**WHAT THE EXERCISE ASKS:**
Report the total number of lines that include the string "JSON", without any other text.

(Excerpts from a figure dataset)
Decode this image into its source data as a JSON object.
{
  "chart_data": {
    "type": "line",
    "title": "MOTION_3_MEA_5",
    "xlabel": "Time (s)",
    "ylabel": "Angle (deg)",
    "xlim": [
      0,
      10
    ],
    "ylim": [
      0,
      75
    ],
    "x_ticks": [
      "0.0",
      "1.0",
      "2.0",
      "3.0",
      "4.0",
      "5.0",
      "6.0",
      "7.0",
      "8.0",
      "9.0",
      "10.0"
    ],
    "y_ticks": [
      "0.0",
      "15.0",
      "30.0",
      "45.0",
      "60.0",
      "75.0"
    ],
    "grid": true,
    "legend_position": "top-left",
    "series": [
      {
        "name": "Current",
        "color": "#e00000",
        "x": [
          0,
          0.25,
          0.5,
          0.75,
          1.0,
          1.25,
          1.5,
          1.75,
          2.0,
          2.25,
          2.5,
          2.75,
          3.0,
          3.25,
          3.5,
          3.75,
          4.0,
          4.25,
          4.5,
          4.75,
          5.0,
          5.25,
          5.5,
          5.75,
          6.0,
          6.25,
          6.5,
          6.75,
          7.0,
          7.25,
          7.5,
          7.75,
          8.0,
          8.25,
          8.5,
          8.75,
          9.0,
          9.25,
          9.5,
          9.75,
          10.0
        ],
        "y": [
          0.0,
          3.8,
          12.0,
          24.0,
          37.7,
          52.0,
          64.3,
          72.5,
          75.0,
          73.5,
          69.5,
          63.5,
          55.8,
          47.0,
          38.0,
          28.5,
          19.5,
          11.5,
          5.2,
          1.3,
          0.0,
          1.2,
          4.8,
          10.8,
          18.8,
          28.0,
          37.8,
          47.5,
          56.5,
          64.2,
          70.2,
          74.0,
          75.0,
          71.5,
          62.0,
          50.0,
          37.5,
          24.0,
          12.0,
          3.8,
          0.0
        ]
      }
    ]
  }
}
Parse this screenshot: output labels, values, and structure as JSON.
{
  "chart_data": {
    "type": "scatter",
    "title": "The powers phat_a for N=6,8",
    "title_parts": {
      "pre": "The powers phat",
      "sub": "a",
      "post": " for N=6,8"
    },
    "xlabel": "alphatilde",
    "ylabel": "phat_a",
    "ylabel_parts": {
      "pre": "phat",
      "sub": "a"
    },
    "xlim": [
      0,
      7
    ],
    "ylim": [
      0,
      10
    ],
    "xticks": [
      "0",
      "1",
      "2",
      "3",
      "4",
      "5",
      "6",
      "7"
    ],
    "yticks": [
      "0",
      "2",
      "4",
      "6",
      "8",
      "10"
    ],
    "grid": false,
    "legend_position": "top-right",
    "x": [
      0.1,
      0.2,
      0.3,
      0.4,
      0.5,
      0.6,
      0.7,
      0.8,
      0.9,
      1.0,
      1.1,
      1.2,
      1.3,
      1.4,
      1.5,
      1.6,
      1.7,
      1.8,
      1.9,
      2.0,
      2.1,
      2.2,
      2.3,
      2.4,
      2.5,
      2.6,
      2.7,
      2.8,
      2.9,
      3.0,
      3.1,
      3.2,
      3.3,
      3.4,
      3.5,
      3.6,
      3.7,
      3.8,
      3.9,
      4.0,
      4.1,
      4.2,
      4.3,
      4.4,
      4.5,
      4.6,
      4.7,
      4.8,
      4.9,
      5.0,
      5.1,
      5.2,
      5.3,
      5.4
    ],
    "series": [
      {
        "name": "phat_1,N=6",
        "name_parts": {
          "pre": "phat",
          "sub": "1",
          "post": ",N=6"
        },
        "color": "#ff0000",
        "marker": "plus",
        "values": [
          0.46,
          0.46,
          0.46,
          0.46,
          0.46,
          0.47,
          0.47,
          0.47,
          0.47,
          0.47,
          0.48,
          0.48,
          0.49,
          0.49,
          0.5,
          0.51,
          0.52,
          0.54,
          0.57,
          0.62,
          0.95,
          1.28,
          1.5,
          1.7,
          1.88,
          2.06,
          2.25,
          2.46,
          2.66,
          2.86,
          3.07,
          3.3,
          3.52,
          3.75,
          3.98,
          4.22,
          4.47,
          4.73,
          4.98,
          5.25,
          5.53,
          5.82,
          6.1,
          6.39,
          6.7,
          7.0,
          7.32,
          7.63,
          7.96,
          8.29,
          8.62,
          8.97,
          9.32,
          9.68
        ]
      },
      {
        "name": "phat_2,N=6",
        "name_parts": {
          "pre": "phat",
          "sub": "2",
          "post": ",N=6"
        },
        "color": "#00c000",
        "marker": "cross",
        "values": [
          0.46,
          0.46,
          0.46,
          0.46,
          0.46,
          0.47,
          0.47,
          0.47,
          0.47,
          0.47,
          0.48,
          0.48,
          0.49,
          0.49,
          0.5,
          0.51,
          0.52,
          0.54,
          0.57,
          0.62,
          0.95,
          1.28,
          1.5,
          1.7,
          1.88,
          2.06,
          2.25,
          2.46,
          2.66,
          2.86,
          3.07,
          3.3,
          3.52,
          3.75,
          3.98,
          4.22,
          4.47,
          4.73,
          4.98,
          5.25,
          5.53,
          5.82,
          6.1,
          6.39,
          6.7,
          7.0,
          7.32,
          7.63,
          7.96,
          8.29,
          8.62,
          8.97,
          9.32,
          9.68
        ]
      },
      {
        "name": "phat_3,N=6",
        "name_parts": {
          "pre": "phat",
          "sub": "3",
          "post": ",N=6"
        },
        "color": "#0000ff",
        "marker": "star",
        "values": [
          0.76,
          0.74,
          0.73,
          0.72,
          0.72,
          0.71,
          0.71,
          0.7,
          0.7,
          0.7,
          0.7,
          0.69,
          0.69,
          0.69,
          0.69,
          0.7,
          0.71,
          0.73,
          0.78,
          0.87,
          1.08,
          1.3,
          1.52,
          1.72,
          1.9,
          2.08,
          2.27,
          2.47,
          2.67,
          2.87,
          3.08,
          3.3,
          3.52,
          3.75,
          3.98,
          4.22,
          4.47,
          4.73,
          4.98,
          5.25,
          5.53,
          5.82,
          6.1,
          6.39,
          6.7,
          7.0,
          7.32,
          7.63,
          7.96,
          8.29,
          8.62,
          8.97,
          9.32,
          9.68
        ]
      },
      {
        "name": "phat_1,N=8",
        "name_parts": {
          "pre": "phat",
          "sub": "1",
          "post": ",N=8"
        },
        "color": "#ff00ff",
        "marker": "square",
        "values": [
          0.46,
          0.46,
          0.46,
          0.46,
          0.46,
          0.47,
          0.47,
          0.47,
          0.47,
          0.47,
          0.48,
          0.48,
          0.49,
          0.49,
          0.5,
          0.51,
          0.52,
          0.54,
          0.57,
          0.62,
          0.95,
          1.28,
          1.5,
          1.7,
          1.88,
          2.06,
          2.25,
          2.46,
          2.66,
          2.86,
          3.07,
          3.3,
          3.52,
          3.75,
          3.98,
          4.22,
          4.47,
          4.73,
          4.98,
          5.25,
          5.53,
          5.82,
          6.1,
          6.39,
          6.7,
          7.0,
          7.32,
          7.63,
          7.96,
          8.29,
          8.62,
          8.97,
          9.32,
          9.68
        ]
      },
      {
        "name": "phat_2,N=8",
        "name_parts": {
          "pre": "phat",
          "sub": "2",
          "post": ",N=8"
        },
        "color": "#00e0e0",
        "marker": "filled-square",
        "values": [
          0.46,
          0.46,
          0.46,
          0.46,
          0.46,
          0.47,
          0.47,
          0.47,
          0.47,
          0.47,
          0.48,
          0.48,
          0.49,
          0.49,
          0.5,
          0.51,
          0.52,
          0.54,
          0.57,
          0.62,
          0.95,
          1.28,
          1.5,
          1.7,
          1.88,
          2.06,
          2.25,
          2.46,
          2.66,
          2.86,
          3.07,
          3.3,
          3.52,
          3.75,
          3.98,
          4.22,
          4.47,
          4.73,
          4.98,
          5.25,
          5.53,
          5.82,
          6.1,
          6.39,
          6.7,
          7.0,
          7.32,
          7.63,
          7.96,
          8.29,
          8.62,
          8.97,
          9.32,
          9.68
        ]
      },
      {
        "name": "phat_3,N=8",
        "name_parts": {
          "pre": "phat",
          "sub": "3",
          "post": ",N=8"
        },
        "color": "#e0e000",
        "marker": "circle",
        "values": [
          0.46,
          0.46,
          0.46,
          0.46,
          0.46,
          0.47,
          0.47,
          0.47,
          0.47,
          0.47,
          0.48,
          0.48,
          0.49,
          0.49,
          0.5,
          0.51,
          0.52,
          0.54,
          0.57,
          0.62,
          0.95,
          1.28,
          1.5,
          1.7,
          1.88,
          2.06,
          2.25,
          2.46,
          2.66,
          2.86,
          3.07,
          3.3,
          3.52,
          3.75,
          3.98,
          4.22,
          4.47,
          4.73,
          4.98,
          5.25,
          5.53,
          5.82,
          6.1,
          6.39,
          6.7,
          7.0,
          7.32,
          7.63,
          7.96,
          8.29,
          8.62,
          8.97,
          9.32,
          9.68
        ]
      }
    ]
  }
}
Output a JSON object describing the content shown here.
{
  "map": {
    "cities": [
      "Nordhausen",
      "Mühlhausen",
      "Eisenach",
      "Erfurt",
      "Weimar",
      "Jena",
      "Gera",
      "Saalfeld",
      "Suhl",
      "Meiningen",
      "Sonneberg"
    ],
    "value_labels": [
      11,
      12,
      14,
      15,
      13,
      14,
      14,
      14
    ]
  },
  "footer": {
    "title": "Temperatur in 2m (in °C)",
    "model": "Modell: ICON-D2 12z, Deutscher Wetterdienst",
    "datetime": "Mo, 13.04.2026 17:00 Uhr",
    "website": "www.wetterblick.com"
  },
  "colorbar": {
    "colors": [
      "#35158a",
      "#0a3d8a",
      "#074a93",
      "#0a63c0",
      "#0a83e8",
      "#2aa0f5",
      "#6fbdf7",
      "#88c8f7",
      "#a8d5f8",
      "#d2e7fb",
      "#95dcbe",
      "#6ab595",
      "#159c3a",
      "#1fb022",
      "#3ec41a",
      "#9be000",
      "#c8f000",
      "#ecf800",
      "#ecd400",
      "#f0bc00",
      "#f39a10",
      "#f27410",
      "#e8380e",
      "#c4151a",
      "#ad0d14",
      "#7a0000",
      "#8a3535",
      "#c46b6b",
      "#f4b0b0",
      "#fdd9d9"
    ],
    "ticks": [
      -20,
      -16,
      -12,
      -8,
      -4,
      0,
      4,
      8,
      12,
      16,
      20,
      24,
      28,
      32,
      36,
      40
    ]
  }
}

**RESPONSE TO THE EXERCISE:**
3